Recorded data
*-*-*

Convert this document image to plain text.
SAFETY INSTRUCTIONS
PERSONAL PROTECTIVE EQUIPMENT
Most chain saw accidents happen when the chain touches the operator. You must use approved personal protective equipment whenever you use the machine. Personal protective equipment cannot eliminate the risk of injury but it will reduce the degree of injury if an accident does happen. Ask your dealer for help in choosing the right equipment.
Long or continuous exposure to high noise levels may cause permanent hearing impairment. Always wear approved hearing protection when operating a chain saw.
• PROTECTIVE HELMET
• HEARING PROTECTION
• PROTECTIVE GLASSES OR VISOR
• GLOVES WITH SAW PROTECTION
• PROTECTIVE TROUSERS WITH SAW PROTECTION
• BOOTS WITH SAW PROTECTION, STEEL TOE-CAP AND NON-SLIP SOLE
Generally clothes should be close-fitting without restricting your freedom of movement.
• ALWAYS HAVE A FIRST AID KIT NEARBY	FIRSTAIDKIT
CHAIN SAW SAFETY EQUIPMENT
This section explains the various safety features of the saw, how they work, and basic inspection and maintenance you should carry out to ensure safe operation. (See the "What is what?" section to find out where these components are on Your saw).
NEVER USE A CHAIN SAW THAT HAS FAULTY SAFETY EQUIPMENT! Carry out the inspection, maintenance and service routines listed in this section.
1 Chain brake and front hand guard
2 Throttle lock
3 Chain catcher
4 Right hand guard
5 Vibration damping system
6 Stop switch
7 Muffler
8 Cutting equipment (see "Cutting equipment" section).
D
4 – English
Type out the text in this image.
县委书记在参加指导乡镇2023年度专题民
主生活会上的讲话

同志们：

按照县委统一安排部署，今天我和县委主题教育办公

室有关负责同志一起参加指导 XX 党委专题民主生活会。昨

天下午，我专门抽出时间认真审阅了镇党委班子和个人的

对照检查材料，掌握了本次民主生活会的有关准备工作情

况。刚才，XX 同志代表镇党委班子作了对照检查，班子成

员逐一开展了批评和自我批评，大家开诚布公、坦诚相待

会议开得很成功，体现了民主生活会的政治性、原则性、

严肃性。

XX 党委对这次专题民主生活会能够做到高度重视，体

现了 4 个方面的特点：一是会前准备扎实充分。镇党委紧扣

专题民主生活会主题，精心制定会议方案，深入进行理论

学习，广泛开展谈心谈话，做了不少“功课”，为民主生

*-*-*

**What the task requires:** Only the lines from the one containing "Type out the text in this image." to the end of the data should be printed, exactly as they stand.

**Written response:**
Type out the text in this image.
县委书记在参加指导乡镇2023年度专题民
主生活会上的讲话

同志们：

按照县委统一安排部署，今天我和县委主题教育办公

室有关负责同志一起参加指导 XX 党委专题民主生活会。昨

天下午，我专门抽出时间认真审阅了镇党委班子和个人的

对照检查材料，掌握了本次民主生活会的有关准备工作情

况。刚才，XX 同志代表镇党委班子作了对照检查，班子成

员逐一开展了批评和自我批评，大家开诚布公、坦诚相待

会议开得很成功，体现了民主生活会的政治性、原则性、

严肃性。

XX 党委对这次专题民主生活会能够做到高度重视，体

现了 4 个方面的特点：一是会前准备扎实充分。镇党委紧扣

专题民主生活会主题，精心制定会议方案，深入进行理论

学习，广泛开展谈心谈话，做了不少“功课”，为民主生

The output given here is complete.